**TASK GOAL**. Return the records, each one exactly as written.

**Data records**.
*-*-*

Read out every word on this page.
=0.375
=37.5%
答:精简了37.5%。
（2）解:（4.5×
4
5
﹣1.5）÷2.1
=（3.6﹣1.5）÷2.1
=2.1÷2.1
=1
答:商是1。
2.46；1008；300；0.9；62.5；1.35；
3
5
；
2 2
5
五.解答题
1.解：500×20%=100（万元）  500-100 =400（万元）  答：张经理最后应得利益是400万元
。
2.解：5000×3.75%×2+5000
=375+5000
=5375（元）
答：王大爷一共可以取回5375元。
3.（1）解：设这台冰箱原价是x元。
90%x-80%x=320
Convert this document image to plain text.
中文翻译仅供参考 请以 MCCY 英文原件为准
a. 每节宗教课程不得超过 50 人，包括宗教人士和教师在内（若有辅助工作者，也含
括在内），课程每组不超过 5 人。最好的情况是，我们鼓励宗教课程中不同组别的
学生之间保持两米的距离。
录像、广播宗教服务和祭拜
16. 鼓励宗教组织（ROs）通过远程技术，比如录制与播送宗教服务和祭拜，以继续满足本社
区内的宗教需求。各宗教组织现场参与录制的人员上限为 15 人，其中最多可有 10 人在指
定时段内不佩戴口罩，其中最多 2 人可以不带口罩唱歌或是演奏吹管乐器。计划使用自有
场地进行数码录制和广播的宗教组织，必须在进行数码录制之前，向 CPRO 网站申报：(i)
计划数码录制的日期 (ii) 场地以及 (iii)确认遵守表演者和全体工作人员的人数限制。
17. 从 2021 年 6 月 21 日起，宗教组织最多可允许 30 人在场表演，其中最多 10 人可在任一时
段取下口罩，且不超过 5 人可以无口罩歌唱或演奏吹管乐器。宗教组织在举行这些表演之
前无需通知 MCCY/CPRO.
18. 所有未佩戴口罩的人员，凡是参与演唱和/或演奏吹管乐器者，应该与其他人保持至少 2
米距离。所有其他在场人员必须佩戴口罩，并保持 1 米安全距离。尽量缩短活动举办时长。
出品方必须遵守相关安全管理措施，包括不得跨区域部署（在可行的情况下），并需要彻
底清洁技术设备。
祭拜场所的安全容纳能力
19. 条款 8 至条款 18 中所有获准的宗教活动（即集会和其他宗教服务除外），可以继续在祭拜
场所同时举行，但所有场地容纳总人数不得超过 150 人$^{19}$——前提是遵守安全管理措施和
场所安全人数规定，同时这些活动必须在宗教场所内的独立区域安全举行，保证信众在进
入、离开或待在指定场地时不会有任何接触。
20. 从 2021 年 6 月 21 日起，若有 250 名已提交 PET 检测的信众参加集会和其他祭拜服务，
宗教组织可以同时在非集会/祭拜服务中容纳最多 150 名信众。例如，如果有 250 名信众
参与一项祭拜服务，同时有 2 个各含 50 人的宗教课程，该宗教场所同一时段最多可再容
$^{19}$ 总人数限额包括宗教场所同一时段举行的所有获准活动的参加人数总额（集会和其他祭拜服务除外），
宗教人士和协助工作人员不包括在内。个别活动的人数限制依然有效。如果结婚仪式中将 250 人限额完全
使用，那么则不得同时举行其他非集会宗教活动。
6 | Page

*-*-*

**WORKED SOLUTION**.
Read out every word on this page.
=0.375
=37.5%
答:精简了37.5%。
（2）解:（4.5×
4
5
﹣1.5）÷2.1
=（3.6﹣1.5）÷2.1
=2.1÷2.1
=1
答:商是1。
2.46；1008；300；0.9；62.5；1.35；
3
5
；
2 2
5
五.解答题
1.解：500×20%=100（万元）  500-100 =400（万元）  答：张经理最后应得利益是400万元
。
2.解：5000×3.75%×2+5000
=375+5000
=5375（元）
答：王大爷一共可以取回5375元。
3.（1）解：设这台冰箱原价是x元。
90%x-80%x=320
Convert this document image to plain text.
中文翻译仅供参考 请以 MCCY 英文原件为准
a. 每节宗教课程不得超过 50 人，包括宗教人士和教师在内（若有辅助工作者，也含
括在内），课程每组不超过 5 人。最好的情况是，我们鼓励宗教课程中不同组别的
学生之间保持两米的距离。
录像、广播宗教服务和祭拜
16. 鼓励宗教组织（ROs）通过远程技术，比如录制与播送宗教服务和祭拜，以继续满足本社
区内的宗教需求。各宗教组织现场参与录制的人员上限为 15 人，其中最多可有 10 人在指
定时段内不佩戴口罩，其中最多 2 人可以不带口罩唱歌或是演奏吹管乐器。计划使用自有
场地进行数码录制和广播的宗教组织，必须在进行数码录制之前，向 CPRO 网站申报：(i)
计划数码录制的日期 (ii) 场地以及 (iii)确认遵守表演者和全体工作人员的人数限制。
17. 从 2021 年 6 月 21 日起，宗教组织最多可允许 30 人在场表演，其中最多 10 人可在任一时
段取下口罩，且不超过 5 人可以无口罩歌唱或演奏吹管乐器。宗教组织在举行这些表演之
前无需通知 MCCY/CPRO.
18. 所有未佩戴口罩的人员，凡是参与演唱和/或演奏吹管乐器者，应该与其他人保持至少 2
米距离。所有其他在场人员必须佩戴口罩，并保持 1 米安全距离。尽量缩短活动举办时长。
出品方必须遵守相关安全管理措施，包括不得跨区域部署（在可行的情况下），并需要彻
底清洁技术设备。
祭拜场所的安全容纳能力
19. 条款 8 至条款 18 中所有获准的宗教活动（即集会和其他宗教服务除外），可以继续在祭拜
场所同时举行，但所有场地容纳总人数不得超过 150 人$^{19}$——前提是遵守安全管理措施和
场所安全人数规定，同时这些活动必须在宗教场所内的独立区域安全举行，保证信众在进
入、离开或待在指定场地时不会有任何接触。
20. 从 2021 年 6 月 21 日起，若有 250 名已提交 PET 检测的信众参加集会和其他祭拜服务，
宗教组织可以同时在非集会/祭拜服务中容纳最多 150 名信众。例如，如果有 250 名信众
参与一项祭拜服务，同时有 2 个各含 50 人的宗教课程，该宗教场所同一时段最多可再容
$^{19}$ 总人数限额包括宗教场所同一时段举行的所有获准活动的参加人数总额（集会和其他祭拜服务除外），
宗教人士和协助工作人员不包括在内。个别活动的人数限制依然有效。如果结婚仪式中将 250 人限额完全
使用，那么则不得同时举行其他非集会宗教活动。
6 | Page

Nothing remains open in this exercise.